> [Direction]: Review the material line by line. Identify and copy every line that contains the string "оптимизации".
[Provided records start]
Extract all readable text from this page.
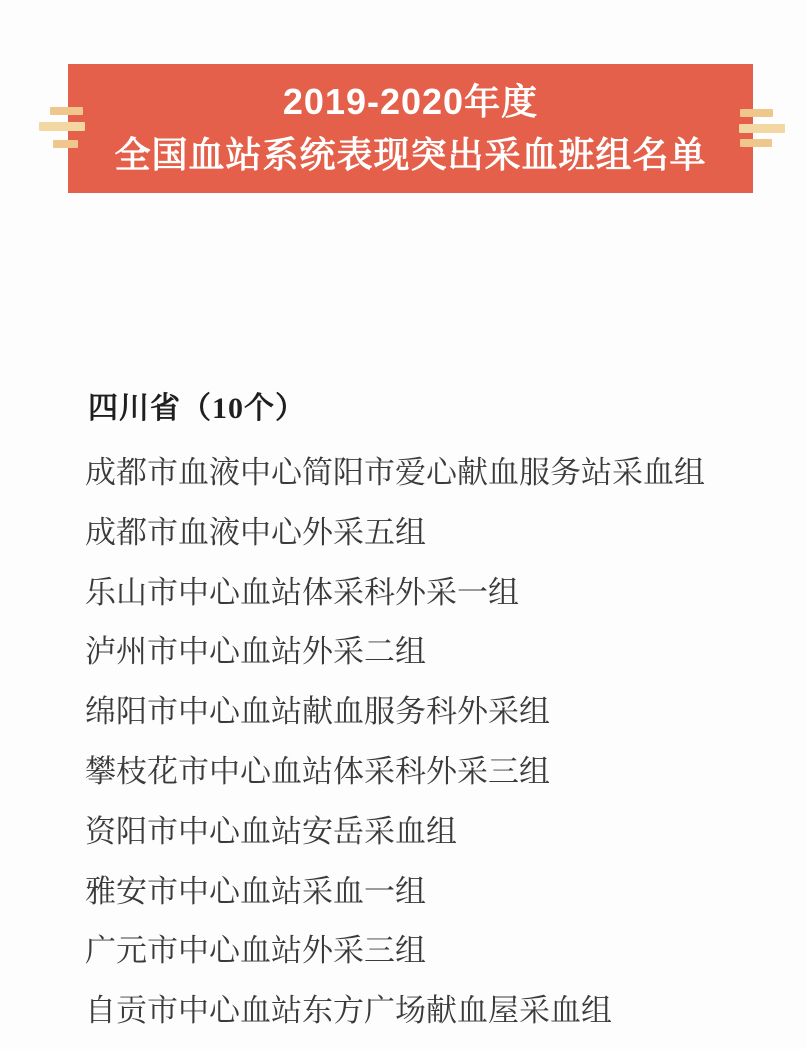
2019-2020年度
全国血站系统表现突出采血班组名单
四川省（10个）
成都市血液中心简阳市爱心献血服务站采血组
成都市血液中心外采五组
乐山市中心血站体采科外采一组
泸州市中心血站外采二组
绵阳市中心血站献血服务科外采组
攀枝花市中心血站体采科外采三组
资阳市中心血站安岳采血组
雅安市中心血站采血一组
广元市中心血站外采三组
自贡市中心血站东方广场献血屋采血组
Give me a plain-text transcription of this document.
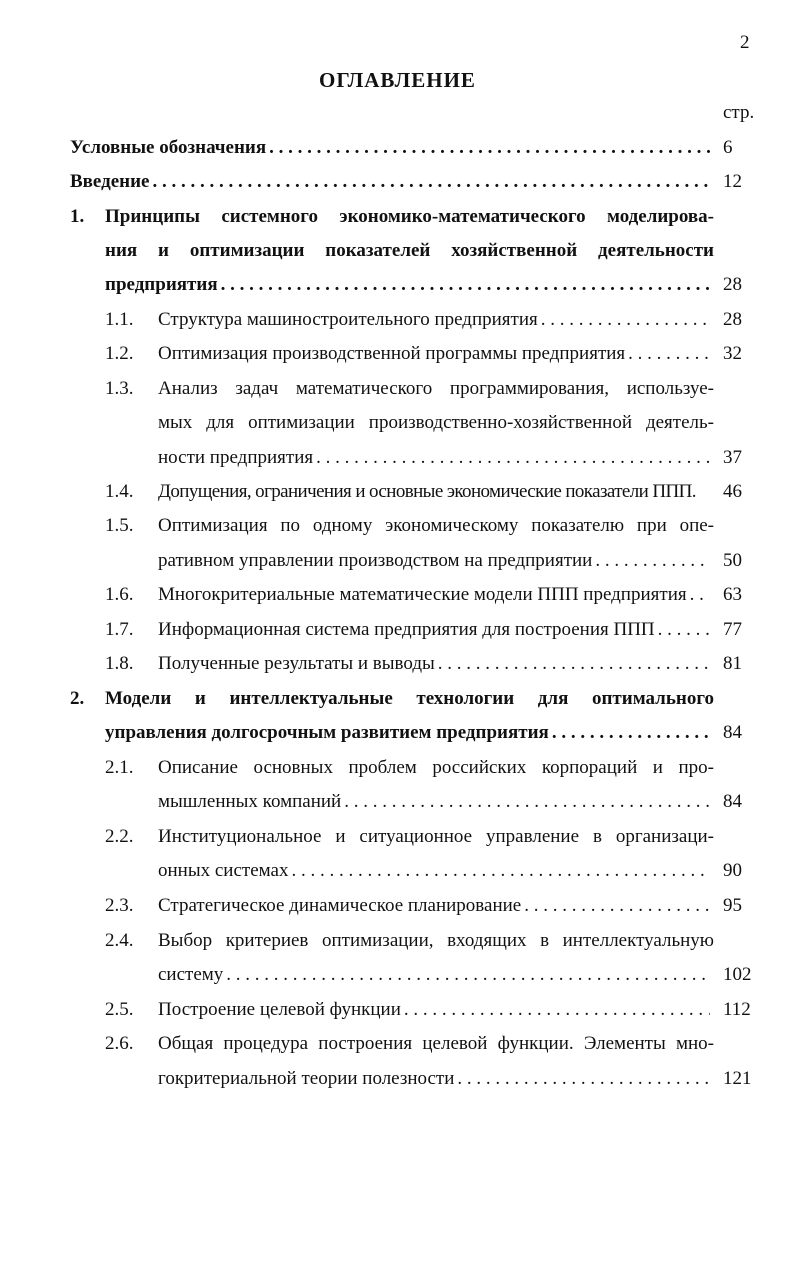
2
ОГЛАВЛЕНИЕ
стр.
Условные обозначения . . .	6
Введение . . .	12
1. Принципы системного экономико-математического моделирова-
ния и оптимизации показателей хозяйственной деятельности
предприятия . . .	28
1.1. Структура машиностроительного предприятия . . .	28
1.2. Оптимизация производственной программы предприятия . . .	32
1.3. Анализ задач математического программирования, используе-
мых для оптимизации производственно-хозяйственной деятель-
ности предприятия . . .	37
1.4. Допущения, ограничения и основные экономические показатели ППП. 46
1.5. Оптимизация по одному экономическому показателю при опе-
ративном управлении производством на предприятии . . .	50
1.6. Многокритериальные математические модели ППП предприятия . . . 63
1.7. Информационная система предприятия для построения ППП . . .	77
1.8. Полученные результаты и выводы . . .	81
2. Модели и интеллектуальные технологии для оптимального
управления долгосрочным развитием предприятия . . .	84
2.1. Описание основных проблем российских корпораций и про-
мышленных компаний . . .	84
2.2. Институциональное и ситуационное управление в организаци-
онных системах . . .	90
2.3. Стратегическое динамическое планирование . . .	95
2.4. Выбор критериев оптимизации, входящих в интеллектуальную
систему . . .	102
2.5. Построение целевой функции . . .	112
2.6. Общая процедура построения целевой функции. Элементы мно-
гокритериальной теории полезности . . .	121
[Provided records end]
> [Problem solution]:
ния и оптимизации показателей хозяйственной деятельности
мых для оптимизации производственно-хозяйственной деятель-
2.4. Выбор критериев оптимизации, входящих в интеллектуальную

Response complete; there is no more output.